───── Dataset records ─────
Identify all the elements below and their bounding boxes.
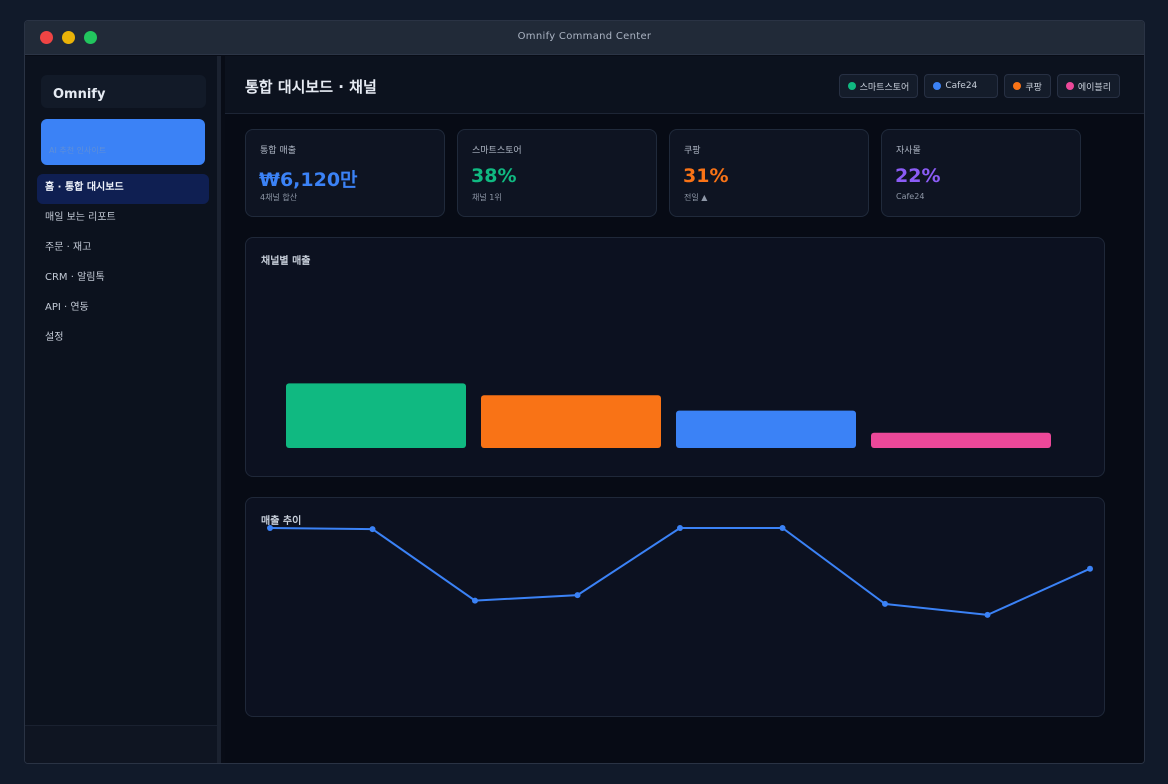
kpi-label: 통합 매출 xyxy=(260,146,296,156)
line-chart xyxy=(267,525,1093,618)
data-point-9[interactable] xyxy=(1087,565,1093,572)
brand-logo[interactable]: Omnify xyxy=(41,75,206,108)
sidebar-item-api[interactable]: API · 연동 xyxy=(45,302,89,313)
sidebar-footer xyxy=(25,725,217,763)
sales-trend-panel: 매출 추이 xyxy=(245,497,1105,717)
chip-label: 에이블리 xyxy=(1077,82,1111,93)
kpi-value: 31% xyxy=(683,165,729,187)
chip-label: 쿠팡 xyxy=(1025,82,1042,93)
kpi-sub: 전일 ▲ xyxy=(684,193,708,202)
minimize-window-button[interactable] xyxy=(62,31,75,44)
maximize-window-button[interactable] xyxy=(84,31,97,44)
sidebar-item-dashboard[interactable]: 홈 · 통합 대시보드 xyxy=(37,174,209,204)
chip-label: 스마트스토어 xyxy=(859,82,910,93)
panel-title: 매출 추이 xyxy=(261,516,302,527)
data-point-1[interactable] xyxy=(267,525,273,531)
sidebar-item-settings[interactable]: 설정 xyxy=(45,332,64,343)
sidebar: Omnify AI 추천 인사이트 홈 · 통합 대시보드 매일 보는 리포트 … xyxy=(25,56,221,763)
kpi-value: 22% xyxy=(895,165,941,187)
kpi-card-own-mall[interactable]: 자사몰 22% Cafe24 xyxy=(881,129,1081,217)
data-point-4[interactable] xyxy=(574,592,581,599)
data-point-8[interactable] xyxy=(984,611,991,618)
chip-smartstore[interactable]: 스마트스토어 xyxy=(838,74,919,98)
page-header: 통합 대시보드 · 채널 스마트스토어 Cafe24 쿠팡 에이블리 xyxy=(225,56,1144,114)
sidebar-item-daily-report[interactable]: 매일 보는 리포트 xyxy=(45,212,116,223)
bar-2[interactable] xyxy=(481,395,661,448)
sidebar-item-orders[interactable]: 주문 · 재고 xyxy=(45,242,92,253)
kpi-card-total-sales[interactable]: 통합 매출 ₩6,120만 4채널 합산 xyxy=(245,129,445,217)
window-title: Omnify Command Center xyxy=(517,31,652,42)
promo-card[interactable]: AI 추천 인사이트 xyxy=(41,119,205,165)
close-window-button[interactable] xyxy=(40,31,53,44)
channel-sales-panel: 채널별 매출 xyxy=(245,237,1105,477)
data-point-2[interactable] xyxy=(369,526,376,533)
page-title: 통합 대시보드 · 채널 xyxy=(245,78,377,96)
data-point-7[interactable] xyxy=(882,600,888,607)
data-point-3[interactable] xyxy=(472,597,478,604)
kpi-sub: 채널 1위 xyxy=(472,193,502,202)
chip-cafe24[interactable]: Cafe24 xyxy=(924,74,999,98)
kpi-sub: Cafe24 xyxy=(896,192,925,201)
chip-ably[interactable]: 에이블리 xyxy=(1056,74,1120,98)
kpi-label: 스마트스토어 xyxy=(472,146,522,156)
chip-coupang[interactable]: 쿠팡 xyxy=(1004,74,1051,98)
sidebar-nav: 홈 · 통합 대시보드 매일 보는 리포트 주문 · 재고 CRM · 알림톡 … xyxy=(37,174,209,354)
dot-icon xyxy=(1065,82,1074,90)
channel-filter-chips: 스마트스토어 Cafe24 쿠팡 에이블리 xyxy=(838,74,1120,98)
kpi-value: ₩6,120만 xyxy=(259,169,358,191)
bar-3[interactable] xyxy=(676,410,856,448)
dot-icon xyxy=(847,82,856,90)
kpi-card-coupang[interactable]: 쿠팡 31% 전일 ▲ xyxy=(669,129,869,217)
data-point-6[interactable] xyxy=(779,525,786,531)
kpi-card-smartstore[interactable]: 스마트스토어 38% 채널 1위 xyxy=(457,129,657,217)
main-content: 통합 대시보드 · 채널 스마트스토어 Cafe24 쿠팡 에이블리 xyxy=(225,56,1144,763)
kpi-label: 자사몰 xyxy=(896,146,921,156)
kpi-sub: 4채널 합산 xyxy=(260,193,298,202)
kpi-row: 통합 매출 ₩6,120만 4채널 합산 스마트스토어 38% 채널 1위 쿠팡… xyxy=(245,129,1081,217)
data-point-5[interactable] xyxy=(677,525,683,531)
sidebar-item-crm[interactable]: CRM · 알림톡 xyxy=(45,272,105,283)
dot-icon xyxy=(1013,82,1022,90)
chip-label: Cafe24 xyxy=(945,81,978,91)
promo-text: AI 추천 인사이트 xyxy=(49,146,107,155)
title-bar: Omnify Command Center xyxy=(25,21,1144,55)
bar-4[interactable] xyxy=(871,432,1051,448)
kpi-value: 38% xyxy=(471,165,517,187)
panel-title: 채널별 매출 xyxy=(261,256,311,267)
bar-chart xyxy=(286,383,1051,448)
bar-1[interactable] xyxy=(286,383,466,448)
app-window: Omnify Command Center Omnify AI 추천 인사이트 … xyxy=(24,20,1145,764)
dot-icon xyxy=(933,82,942,90)
series-line xyxy=(269,527,1091,616)
kpi-label: 쿠팡 xyxy=(684,146,701,156)
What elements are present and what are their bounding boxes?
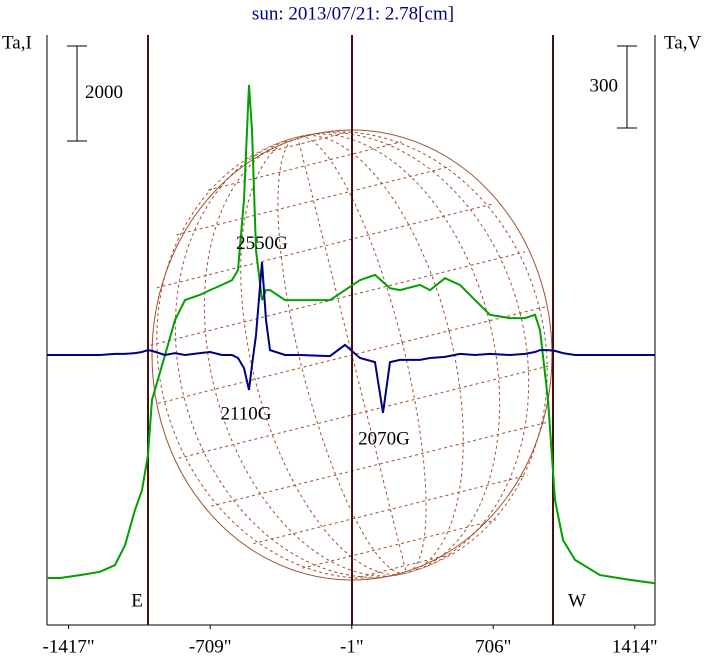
meridian: [203, 133, 501, 577]
annotation: 2110G: [220, 403, 271, 424]
series-line: [47, 262, 655, 414]
chart-title: sun: 2013/07/21: 2.78[cm]: [252, 3, 454, 24]
x-tick-label: -709": [189, 636, 232, 657]
annotation: W: [568, 591, 586, 612]
parallel: [156, 203, 493, 289]
x-tick-label: 706": [475, 636, 511, 657]
y-axis-label: Ta,I: [2, 32, 32, 53]
meridian: [277, 135, 427, 575]
x-tick-label: -1": [340, 636, 364, 657]
x-tick-label: 1414": [612, 636, 658, 657]
x-tick-label: -1417": [43, 636, 95, 657]
parallel: [253, 474, 528, 545]
parallel: [178, 364, 554, 459]
parallel: [176, 165, 451, 236]
annotation: 2550G: [236, 233, 288, 254]
series-line: [47, 84, 656, 585]
parallel: [211, 421, 548, 507]
annotation: 2070G: [358, 429, 410, 450]
annotation: E: [131, 591, 143, 612]
y2-axis-label: Ta,V: [664, 32, 701, 53]
parallel: [150, 251, 526, 346]
parallel: [249, 131, 350, 158]
parallel: [354, 552, 455, 579]
scale-bar-v-label: 300: [590, 75, 619, 96]
scale-bar-i-label: 2000: [85, 82, 123, 103]
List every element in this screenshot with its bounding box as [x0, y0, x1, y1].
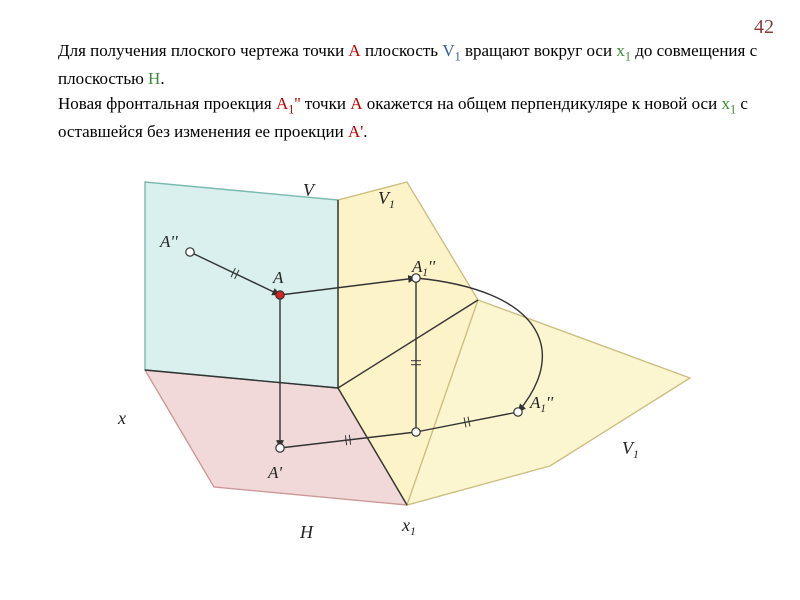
label-6: A'' — [159, 232, 178, 251]
point-A1_mid — [412, 428, 420, 436]
label-7: A — [272, 268, 284, 287]
point-A — [276, 291, 284, 299]
label-0: V — [303, 180, 316, 200]
label-5: x1 — [401, 515, 416, 538]
label-8: A' — [267, 463, 282, 482]
point-A1 — [276, 444, 284, 452]
label-2: V1 — [622, 438, 639, 461]
point-A1_bot — [514, 408, 522, 416]
label-4: x — [117, 408, 126, 428]
point-A2 — [186, 248, 194, 256]
label-3: H — [299, 522, 314, 542]
plane-v — [145, 182, 338, 388]
projection-diagram: VV1V1Hxx1A''AA'A1''A1'' — [0, 0, 800, 600]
─────
● **What to work on**
Which lines of the records contain the string "coupang" with its case matching? Pick out each such line and copy it in full.

● **Response for this exercise**
chip-coupang[interactable]: 쿠팡 xyxy=(1004,74,1051,98)
kpi-card-coupang[interactable]: 쿠팡 31% 전일 ▲ xyxy=(669,129,869,217)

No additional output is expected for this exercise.